* **PROBLEM TO SOLVE**: Show every line containing "丗六年美金公債" by copying it.

* **MATERIAL PROVIDED**:
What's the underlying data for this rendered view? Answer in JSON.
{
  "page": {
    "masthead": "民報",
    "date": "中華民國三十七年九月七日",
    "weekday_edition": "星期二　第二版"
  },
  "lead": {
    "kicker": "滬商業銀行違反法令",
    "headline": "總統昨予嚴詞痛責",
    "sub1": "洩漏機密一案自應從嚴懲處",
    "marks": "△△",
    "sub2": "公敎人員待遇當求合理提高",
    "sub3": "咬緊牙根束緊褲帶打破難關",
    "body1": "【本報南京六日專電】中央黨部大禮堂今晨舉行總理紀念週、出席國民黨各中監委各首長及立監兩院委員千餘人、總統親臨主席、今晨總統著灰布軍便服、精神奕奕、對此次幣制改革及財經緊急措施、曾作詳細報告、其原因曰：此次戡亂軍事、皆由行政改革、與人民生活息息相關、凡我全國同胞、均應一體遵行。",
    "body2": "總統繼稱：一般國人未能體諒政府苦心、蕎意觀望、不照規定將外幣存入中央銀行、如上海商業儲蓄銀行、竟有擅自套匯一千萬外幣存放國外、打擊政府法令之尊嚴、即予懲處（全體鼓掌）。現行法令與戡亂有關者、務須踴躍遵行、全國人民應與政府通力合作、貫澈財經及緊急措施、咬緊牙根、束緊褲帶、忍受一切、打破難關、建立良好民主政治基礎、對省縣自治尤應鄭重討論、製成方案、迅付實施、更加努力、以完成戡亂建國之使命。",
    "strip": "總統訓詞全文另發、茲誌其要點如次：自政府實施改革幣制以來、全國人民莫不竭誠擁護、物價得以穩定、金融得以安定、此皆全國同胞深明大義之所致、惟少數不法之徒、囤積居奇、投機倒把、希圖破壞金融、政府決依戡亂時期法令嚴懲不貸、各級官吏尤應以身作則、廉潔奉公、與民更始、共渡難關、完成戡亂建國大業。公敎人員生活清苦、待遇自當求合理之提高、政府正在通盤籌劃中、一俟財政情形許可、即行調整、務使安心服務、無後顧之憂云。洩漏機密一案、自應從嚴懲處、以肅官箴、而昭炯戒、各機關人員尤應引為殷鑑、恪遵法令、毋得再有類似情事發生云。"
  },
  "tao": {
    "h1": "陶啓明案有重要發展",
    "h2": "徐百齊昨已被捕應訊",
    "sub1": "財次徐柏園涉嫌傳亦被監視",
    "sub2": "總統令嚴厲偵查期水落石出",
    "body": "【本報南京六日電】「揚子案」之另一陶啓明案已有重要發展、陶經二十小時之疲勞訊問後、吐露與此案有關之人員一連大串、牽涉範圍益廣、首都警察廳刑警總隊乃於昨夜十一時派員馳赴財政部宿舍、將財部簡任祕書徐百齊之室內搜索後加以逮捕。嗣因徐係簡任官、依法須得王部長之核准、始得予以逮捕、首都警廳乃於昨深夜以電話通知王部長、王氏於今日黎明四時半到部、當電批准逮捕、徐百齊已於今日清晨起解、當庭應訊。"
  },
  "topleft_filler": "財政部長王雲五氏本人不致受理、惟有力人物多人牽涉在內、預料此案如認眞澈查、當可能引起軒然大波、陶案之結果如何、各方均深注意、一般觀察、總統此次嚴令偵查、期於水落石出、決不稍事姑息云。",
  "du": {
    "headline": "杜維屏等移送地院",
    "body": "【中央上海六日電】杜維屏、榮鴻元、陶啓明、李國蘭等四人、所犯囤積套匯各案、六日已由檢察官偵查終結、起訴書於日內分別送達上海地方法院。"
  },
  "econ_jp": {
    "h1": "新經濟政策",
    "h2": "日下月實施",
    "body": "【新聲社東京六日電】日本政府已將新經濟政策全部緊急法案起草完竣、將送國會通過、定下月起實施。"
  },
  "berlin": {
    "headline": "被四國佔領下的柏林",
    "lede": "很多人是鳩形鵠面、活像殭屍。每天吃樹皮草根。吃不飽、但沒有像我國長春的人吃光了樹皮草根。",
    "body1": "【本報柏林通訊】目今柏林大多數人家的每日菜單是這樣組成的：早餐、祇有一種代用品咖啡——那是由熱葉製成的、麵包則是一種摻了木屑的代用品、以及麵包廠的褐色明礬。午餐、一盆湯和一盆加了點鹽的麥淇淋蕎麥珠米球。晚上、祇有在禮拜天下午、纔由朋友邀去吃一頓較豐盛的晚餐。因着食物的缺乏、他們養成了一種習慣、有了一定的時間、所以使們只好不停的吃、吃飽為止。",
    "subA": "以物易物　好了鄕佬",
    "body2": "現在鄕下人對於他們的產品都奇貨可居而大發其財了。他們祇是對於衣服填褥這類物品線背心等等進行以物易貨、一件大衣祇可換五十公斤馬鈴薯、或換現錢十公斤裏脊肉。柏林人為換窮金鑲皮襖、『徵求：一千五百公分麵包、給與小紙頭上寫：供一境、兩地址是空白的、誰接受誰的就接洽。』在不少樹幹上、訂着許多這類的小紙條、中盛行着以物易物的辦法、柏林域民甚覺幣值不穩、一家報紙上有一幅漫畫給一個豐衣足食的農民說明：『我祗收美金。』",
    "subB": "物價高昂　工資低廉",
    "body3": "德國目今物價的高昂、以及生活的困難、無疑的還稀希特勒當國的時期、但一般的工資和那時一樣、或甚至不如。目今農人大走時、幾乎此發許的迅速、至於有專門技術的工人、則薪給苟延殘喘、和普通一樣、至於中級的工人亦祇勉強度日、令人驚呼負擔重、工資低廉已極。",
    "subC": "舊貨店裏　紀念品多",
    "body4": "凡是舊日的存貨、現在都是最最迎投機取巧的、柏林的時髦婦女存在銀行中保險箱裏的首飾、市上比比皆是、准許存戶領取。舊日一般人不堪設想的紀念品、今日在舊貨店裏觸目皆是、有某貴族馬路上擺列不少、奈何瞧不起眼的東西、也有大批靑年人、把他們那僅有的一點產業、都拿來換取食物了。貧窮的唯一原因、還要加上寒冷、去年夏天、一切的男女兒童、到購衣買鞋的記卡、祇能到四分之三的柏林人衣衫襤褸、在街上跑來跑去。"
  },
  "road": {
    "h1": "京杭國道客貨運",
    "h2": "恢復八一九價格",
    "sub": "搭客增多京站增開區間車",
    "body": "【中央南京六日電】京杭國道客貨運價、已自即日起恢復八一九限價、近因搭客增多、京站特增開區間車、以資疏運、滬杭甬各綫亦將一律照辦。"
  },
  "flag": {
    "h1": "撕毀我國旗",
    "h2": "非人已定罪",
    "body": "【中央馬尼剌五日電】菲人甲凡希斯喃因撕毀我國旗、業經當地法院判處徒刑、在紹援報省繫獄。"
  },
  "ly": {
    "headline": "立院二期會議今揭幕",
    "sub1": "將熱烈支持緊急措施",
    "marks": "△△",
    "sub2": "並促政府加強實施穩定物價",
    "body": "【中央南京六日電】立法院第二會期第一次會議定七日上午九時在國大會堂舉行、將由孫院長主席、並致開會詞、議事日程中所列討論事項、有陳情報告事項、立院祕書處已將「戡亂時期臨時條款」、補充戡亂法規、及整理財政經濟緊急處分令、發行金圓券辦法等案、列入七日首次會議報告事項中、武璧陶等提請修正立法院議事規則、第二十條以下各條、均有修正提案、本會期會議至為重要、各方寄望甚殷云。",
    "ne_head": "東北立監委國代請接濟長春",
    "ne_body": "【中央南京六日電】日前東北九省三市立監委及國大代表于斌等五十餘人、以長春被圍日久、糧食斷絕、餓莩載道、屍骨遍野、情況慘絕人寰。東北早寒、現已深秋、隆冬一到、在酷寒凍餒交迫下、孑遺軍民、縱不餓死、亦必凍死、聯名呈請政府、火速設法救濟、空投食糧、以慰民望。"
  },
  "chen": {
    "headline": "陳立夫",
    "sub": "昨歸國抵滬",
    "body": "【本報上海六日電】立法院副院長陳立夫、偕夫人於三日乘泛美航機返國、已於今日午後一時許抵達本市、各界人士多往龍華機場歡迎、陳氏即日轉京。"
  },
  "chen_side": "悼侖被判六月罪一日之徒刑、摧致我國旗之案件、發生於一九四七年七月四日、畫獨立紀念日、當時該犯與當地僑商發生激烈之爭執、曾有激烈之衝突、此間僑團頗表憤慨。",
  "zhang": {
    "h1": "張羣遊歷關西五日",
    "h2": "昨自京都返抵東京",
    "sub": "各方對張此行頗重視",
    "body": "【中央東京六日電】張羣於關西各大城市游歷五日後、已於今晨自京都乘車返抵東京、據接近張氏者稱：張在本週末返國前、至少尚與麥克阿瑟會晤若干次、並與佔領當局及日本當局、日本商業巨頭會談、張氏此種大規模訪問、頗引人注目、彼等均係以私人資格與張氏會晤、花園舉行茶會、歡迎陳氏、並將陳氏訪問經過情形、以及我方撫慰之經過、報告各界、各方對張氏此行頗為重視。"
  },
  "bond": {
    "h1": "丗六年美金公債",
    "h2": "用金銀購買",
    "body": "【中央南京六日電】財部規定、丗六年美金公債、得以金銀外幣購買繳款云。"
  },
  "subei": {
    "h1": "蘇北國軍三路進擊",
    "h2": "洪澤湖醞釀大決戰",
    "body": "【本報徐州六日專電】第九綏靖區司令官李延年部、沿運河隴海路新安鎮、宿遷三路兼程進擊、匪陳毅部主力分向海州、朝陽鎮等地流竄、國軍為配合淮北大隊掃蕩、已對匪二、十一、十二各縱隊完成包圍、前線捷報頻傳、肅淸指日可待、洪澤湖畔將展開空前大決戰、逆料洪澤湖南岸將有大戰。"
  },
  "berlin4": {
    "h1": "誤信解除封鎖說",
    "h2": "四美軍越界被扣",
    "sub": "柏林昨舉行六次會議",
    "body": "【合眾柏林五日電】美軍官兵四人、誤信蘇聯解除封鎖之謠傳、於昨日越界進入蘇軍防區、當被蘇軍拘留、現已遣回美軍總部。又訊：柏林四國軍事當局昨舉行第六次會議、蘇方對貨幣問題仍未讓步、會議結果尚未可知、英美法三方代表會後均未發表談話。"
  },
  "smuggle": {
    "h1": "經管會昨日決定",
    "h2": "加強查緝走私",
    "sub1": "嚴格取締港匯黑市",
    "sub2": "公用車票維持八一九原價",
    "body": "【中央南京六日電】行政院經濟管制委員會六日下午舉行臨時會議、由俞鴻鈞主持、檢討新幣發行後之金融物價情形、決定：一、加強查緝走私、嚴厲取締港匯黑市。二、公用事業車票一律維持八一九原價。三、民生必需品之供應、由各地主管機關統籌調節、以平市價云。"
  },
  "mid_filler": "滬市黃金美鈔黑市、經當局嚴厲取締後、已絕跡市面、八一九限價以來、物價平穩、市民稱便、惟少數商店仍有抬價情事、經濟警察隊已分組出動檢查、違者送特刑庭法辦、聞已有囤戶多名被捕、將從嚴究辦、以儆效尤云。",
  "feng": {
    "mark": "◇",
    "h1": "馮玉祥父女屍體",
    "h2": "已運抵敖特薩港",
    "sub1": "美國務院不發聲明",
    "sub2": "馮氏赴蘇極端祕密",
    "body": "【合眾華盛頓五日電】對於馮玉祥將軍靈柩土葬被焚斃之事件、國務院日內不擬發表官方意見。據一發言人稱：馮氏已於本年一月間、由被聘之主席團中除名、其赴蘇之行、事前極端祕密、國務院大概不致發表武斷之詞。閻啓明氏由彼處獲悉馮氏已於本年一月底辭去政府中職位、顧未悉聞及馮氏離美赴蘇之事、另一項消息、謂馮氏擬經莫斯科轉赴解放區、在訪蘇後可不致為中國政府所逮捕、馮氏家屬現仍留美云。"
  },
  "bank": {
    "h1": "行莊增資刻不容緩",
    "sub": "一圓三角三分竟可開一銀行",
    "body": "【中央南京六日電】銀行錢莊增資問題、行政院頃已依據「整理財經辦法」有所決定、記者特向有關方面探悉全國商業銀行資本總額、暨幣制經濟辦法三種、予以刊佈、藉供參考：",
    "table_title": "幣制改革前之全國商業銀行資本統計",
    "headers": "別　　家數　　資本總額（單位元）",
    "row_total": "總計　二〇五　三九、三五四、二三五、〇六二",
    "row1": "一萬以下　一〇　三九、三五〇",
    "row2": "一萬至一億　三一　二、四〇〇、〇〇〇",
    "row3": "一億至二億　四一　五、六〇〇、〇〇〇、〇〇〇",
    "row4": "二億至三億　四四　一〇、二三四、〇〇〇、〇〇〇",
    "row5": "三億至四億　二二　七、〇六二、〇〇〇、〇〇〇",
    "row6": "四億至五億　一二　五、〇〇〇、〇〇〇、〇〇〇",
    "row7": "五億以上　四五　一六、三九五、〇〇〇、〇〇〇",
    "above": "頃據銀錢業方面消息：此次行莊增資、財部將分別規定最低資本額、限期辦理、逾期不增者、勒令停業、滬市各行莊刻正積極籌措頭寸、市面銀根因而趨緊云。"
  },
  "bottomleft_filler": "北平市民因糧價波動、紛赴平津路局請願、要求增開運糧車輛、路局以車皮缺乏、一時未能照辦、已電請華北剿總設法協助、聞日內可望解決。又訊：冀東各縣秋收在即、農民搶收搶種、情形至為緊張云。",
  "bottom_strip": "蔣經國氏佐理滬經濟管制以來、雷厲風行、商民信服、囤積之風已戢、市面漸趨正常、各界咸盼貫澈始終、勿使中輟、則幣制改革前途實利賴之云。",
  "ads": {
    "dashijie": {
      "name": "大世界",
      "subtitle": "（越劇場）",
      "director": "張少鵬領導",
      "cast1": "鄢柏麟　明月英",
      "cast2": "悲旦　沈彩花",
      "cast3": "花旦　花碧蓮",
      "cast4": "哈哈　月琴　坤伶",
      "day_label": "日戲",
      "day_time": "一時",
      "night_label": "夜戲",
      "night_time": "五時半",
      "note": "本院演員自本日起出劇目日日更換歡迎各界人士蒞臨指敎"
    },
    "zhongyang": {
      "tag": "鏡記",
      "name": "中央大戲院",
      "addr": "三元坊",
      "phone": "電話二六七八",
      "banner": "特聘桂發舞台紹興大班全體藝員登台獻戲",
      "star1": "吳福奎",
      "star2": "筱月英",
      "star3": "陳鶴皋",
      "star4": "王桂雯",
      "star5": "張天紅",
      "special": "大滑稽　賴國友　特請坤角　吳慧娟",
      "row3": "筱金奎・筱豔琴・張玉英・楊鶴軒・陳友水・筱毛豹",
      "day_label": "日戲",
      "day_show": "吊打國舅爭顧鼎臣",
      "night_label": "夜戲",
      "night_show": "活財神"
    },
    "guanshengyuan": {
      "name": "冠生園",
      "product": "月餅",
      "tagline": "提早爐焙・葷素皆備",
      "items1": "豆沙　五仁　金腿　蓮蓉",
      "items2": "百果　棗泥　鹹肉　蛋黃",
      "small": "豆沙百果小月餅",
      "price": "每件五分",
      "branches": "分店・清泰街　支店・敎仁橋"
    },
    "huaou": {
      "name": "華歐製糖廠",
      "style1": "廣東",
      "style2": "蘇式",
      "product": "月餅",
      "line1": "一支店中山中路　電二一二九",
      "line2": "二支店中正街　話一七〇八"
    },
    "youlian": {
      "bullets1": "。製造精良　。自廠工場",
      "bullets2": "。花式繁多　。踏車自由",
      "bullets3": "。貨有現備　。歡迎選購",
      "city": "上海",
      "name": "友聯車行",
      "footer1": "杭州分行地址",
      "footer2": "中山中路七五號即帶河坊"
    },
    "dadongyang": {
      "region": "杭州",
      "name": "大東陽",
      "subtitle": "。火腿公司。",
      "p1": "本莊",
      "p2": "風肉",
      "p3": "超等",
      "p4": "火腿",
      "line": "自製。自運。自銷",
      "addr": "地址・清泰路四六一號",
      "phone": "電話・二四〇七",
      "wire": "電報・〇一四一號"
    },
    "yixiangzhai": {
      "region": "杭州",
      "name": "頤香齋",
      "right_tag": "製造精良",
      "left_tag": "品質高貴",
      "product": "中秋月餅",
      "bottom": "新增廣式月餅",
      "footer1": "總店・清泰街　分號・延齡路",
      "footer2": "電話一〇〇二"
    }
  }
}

* **EXERCISE ANSWER**:
    "h1": "丗六年美金公債",
    "body": "【中央南京六日電】財部規定、丗六年美金公債、得以金銀外幣購買繳款云。"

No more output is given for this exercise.